[Labeled region entries]
════

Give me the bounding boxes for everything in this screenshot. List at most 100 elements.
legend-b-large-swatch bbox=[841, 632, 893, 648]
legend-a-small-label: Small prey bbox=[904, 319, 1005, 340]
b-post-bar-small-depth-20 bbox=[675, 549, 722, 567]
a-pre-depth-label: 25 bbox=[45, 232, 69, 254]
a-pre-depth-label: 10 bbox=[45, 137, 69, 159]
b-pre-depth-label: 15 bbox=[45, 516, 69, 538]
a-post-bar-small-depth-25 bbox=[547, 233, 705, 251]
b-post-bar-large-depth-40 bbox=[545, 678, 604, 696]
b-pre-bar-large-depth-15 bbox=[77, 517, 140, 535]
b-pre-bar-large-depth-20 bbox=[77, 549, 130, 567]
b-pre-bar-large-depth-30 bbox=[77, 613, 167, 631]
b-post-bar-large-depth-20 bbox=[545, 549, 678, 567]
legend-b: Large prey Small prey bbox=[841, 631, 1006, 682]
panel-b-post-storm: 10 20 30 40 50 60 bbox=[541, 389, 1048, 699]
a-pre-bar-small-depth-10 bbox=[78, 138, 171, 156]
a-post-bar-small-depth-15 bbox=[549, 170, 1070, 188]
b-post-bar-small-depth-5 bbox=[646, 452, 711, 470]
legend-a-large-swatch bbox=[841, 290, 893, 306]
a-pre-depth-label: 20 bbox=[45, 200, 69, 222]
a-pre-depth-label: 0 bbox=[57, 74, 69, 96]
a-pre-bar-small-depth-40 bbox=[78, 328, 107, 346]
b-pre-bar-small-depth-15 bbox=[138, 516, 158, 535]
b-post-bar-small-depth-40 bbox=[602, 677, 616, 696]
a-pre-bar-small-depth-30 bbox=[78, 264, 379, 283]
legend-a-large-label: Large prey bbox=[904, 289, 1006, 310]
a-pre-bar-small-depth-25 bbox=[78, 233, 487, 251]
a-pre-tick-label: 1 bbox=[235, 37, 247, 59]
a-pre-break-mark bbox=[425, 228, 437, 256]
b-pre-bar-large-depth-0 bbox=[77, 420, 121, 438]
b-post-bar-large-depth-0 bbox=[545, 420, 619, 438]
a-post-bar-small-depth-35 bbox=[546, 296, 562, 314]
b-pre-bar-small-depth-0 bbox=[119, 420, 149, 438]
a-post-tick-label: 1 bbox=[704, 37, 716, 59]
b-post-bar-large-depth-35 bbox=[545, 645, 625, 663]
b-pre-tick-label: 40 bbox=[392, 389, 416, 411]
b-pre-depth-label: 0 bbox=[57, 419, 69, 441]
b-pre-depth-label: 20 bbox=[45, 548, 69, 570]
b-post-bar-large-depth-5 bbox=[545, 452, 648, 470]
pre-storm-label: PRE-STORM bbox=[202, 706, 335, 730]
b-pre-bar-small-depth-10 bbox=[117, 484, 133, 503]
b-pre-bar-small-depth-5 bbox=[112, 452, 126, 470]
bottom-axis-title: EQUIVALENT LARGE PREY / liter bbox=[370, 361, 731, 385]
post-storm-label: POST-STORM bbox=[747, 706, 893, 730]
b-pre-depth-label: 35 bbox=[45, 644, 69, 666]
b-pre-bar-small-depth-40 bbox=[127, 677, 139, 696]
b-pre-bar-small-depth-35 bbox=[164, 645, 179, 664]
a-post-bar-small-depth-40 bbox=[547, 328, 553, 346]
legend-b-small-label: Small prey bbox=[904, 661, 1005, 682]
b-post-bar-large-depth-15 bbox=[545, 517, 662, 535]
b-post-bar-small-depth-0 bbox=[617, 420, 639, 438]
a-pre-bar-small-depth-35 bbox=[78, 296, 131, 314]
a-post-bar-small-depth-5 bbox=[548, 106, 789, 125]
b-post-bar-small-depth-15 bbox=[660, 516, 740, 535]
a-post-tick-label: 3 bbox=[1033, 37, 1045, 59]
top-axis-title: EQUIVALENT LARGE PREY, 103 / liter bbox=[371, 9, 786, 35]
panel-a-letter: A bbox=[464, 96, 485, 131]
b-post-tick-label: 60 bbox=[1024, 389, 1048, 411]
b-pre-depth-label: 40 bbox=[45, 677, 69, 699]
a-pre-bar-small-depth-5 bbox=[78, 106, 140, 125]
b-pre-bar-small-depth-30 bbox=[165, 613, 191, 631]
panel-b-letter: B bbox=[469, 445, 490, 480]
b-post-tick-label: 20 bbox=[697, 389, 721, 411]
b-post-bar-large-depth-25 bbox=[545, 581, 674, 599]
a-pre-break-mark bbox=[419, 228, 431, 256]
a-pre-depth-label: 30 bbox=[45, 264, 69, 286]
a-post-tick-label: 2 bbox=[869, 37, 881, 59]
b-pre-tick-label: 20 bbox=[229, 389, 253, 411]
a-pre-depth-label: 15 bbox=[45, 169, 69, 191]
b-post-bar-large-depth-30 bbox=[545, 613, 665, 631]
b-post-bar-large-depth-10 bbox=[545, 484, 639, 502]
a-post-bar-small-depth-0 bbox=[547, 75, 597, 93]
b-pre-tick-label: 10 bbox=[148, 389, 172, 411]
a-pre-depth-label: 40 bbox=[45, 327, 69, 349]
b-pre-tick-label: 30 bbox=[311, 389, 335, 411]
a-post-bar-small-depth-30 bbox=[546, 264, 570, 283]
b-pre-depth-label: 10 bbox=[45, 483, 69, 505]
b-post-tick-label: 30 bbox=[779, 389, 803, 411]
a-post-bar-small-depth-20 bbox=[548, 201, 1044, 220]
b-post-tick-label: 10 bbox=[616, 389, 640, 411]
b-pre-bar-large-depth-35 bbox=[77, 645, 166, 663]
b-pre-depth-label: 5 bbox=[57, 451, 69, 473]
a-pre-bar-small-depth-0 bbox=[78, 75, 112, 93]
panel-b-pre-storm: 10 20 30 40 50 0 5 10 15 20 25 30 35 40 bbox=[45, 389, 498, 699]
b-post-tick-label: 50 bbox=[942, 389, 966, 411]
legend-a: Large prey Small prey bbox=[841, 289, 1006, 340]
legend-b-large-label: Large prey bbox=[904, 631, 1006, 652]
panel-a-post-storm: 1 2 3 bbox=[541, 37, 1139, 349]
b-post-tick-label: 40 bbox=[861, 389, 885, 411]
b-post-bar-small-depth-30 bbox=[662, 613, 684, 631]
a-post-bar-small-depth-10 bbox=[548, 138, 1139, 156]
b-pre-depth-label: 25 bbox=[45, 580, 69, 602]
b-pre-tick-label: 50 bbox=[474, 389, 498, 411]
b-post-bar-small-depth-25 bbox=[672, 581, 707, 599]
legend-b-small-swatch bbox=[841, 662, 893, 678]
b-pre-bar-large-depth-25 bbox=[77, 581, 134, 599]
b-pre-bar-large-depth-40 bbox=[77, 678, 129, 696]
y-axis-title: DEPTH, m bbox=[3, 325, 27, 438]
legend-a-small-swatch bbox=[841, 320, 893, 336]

════

> [WHAT TO DO]:
Find every line in the material that contains the string "mark", matching case exactly, and copy each of those lines.

> [THE ANSWER]:
a-pre-break-mark bbox=[425, 228, 437, 256]
a-pre-break-mark bbox=[419, 228, 431, 256]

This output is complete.